(Collected data)
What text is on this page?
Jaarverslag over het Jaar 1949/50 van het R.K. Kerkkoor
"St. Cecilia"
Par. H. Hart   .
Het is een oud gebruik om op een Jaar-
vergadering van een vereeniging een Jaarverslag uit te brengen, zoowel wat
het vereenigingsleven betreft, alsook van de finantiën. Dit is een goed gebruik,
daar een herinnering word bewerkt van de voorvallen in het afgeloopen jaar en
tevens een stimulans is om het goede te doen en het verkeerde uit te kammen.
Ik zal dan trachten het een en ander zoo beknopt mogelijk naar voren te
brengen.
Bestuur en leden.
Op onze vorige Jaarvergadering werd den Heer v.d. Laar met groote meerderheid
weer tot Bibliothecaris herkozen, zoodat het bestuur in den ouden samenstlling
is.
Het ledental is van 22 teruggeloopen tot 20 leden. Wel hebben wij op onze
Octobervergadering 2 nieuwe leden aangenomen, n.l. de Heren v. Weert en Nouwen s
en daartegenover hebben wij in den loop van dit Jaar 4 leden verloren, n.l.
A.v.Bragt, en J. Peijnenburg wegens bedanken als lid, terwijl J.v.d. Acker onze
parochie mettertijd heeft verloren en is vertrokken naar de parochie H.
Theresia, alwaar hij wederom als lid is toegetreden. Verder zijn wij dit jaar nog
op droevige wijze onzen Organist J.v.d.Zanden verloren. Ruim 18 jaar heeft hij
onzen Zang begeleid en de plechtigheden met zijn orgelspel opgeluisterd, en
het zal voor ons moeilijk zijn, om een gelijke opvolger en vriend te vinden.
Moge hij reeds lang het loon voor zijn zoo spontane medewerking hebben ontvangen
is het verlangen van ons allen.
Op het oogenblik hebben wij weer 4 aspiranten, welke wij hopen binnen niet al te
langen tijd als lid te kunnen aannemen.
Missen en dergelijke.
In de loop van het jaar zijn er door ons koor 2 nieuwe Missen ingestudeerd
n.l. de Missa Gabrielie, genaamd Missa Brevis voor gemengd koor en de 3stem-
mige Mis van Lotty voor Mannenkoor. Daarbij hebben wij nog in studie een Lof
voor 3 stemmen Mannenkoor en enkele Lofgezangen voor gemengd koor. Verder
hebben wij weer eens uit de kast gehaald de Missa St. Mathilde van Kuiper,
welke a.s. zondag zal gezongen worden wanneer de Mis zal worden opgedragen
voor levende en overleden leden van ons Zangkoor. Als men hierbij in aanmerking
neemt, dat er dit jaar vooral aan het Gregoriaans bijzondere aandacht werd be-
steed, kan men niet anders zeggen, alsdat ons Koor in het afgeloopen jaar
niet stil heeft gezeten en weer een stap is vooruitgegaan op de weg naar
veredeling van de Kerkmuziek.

• [TASK STATEMENT]
Which lines in the data above hold the string "afgeloopen"? Return each of them.

• [PROBLEM SOLUTION]
daar een herinnering word bewerkt van de voorvallen in het afgeloopen jaar en
steed, kan men niet anders zeggen, alsdat ons Koor in het afgeloopen jaar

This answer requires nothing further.